__INFORMATION GIVEN__
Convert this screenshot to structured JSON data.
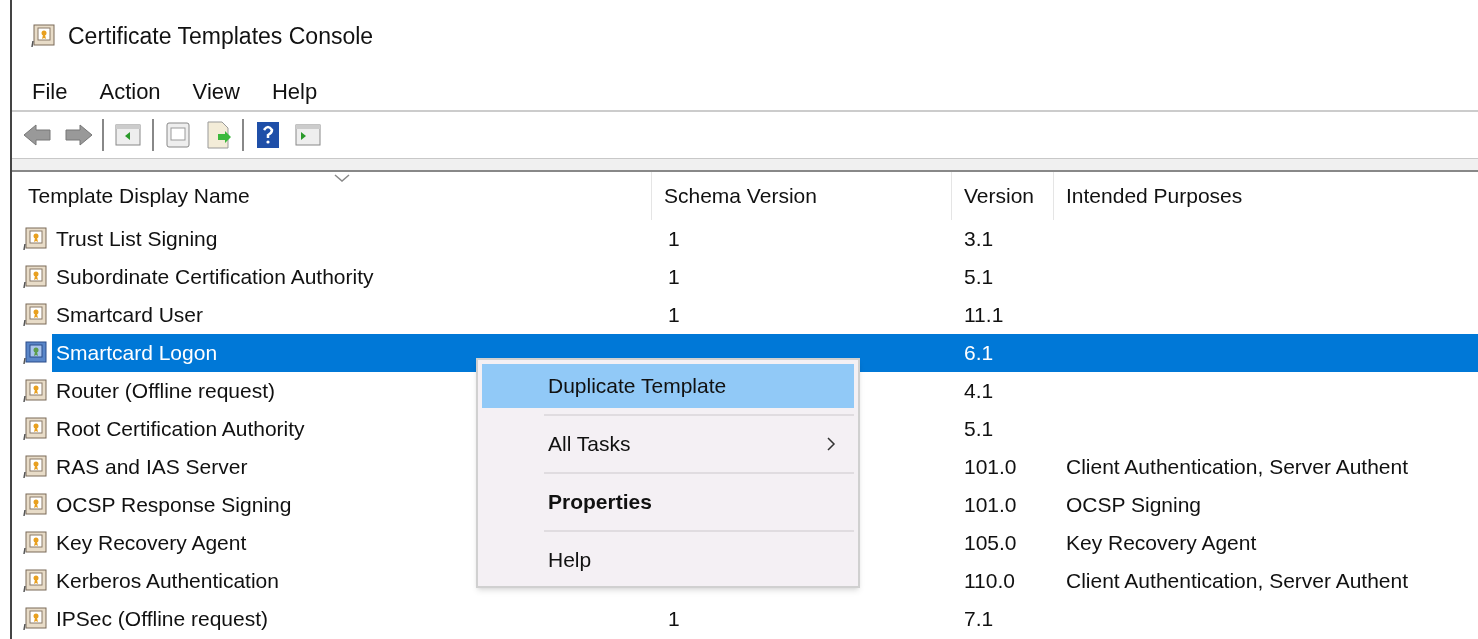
{
  "window": {
    "title": "Certificate Templates Console"
  },
  "menu_bar": [
    "File",
    "Action",
    "View",
    "Help"
  ],
  "table": {
    "columns": [
      "Template Display Name",
      "Schema Version",
      "Version",
      "Intended Purposes"
    ],
    "rows": [
      {
        "name": "Trust List Signing",
        "schema_version": "1",
        "version": "3.1",
        "selected": false
      },
      {
        "name": "Subordinate Certification Authority",
        "schema_version": "1",
        "version": "5.1",
        "selected": false
      },
      {
        "name": "Smartcard User",
        "schema_version": "1",
        "version": "11.1",
        "selected": false
      },
      {
        "name": "Smartcard Logon",
        "version": "6.1",
        "selected": true
      },
      {
        "name": "Router (Offline request)",
        "version": "4.1",
        "selected": false
      },
      {
        "name": "Root Certification Authority",
        "version": "5.1",
        "selected": false
      },
      {
        "name": "RAS and IAS Server",
        "version": "101.0",
        "purposes": "Client Authentication, Server Authent",
        "selected": false
      },
      {
        "name": "OCSP Response Signing",
        "version": "101.0",
        "purposes": "OCSP Signing",
        "selected": false
      },
      {
        "name": "Key Recovery Agent",
        "version": "105.0",
        "purposes": "Key Recovery Agent",
        "selected": false
      },
      {
        "name": "Kerberos Authentication",
        "version": "110.0",
        "purposes": "Client Authentication, Server Authent",
        "selected": false
      },
      {
        "name": "IPSec (Offline request)",
        "schema_version": "1",
        "version": "7.1",
        "selected": false
      }
    ]
  },
  "context_menu": {
    "items": [
      {
        "label": "Duplicate Template",
        "selected": true,
        "bold": false,
        "submenu": false
      },
      {
        "label": "All Tasks",
        "selected": false,
        "bold": false,
        "submenu": true
      },
      {
        "label": "Properties",
        "selected": false,
        "bold": true,
        "submenu": false
      },
      {
        "label": "Help",
        "selected": false,
        "bold": false,
        "submenu": false
      }
    ]
  }
}
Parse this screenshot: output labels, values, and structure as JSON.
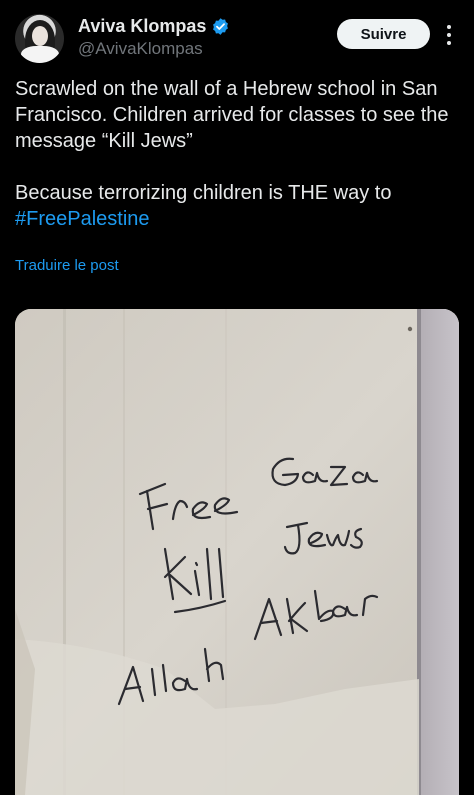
{
  "author": {
    "display_name": "Aviva Klompas",
    "handle": "@AvivaKlompas",
    "verified": true
  },
  "actions": {
    "follow_label": "Suivre"
  },
  "tweet": {
    "line1": "Scrawled on the wall of a Hebrew school in San Francisco. Children arrived for classes to see the message “Kill Jews”",
    "line2": "Because terrorizing children is THE way to",
    "hashtag": "#FreePalestine",
    "translate_label": "Traduire le post"
  },
  "photo": {
    "graffiti_lines": [
      "Free Gaza",
      "Kill Jews",
      "Allah Akbar"
    ]
  },
  "colors": {
    "background": "#000000",
    "text": "#e7e9ea",
    "muted": "#71767b",
    "link": "#1d9bf0",
    "verified_badge": "#1d9bf0",
    "follow_button_bg": "#eff3f4"
  }
}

__REQUIRED TASK__
Every line is to be duplicated exactly, though pictures stay out.

__EXERCISE RESPONSE__
Convert this screenshot to structured JSON data.
{
  "window": {
    "title": "Certificate Templates Console"
  },
  "menu_bar": [
    "File",
    "Action",
    "View",
    "Help"
  ],
  "table": {
    "columns": [
      "Template Display Name",
      "Schema Version",
      "Version",
      "Intended Purposes"
    ],
    "rows": [
      {
        "name": "Trust List Signing",
        "schema_version": "1",
        "version": "3.1",
        "selected": false
      },
      {
        "name": "Subordinate Certification Authority",
        "schema_version": "1",
        "version": "5.1",
        "selected": false
      },
      {
        "name": "Smartcard User",
        "schema_version": "1",
        "version": "11.1",
        "selected": false
      },
      {
        "name": "Smartcard Logon",
        "version": "6.1",
        "selected": true
      },
      {
        "name": "Router (Offline request)",
        "version": "4.1",
        "selected": false
      },
      {
        "name": "Root Certification Authority",
        "version": "5.1",
        "selected": false
      },
      {
        "name": "RAS and IAS Server",
        "version": "101.0",
        "purposes": "Client Authentication, Server Authent",
        "selected": false
      },
      {
        "name": "OCSP Response Signing",
        "version": "101.0",
        "purposes": "OCSP Signing",
        "selected": false
      },
      {
        "name": "Key Recovery Agent",
        "version": "105.0",
        "purposes": "Key Recovery Agent",
        "selected": false
      },
      {
        "name": "Kerberos Authentication",
        "version": "110.0",
        "purposes": "Client Authentication, Server Authent",
        "selected": false
      },
      {
        "name": "IPSec (Offline request)",
        "schema_version": "1",
        "version": "7.1",
        "selected": false
      }
    ]
  },
  "context_menu": {
    "items": [
      {
        "label": "Duplicate Template",
        "selected": true,
        "bold": false,
        "submenu": false
      },
      {
        "label": "All Tasks",
        "selected": false,
        "bold": false,
        "submenu": true
      },
      {
        "label": "Properties",
        "selected": false,
        "bold": true,
        "submenu": false
      },
      {
        "label": "Help",
        "selected": false,
        "bold": false,
        "submenu": false
      }
    ]
  }
}
Parse this screenshot: output labels, values, and structure as JSON.
{
  "author": {
    "display_name": "Aviva Klompas",
    "handle": "@AvivaKlompas",
    "verified": true
  },
  "actions": {
    "follow_label": "Suivre"
  },
  "tweet": {
    "line1": "Scrawled on the wall of a Hebrew school in San Francisco. Children arrived for classes to see the message “Kill Jews”",
    "line2": "Because terrorizing children is THE way to",
    "hashtag": "#FreePalestine",
    "translate_label": "Traduire le post"
  },
  "photo": {
    "graffiti_lines": [
      "Free Gaza",
      "Kill Jews",
      "Allah Akbar"
    ]
  },
  "colors": {
    "background": "#000000",
    "text": "#e7e9ea",
    "muted": "#71767b",
    "link": "#1d9bf0",
    "verified_badge": "#1d9bf0",
    "follow_button_bg": "#eff3f4"
  }
}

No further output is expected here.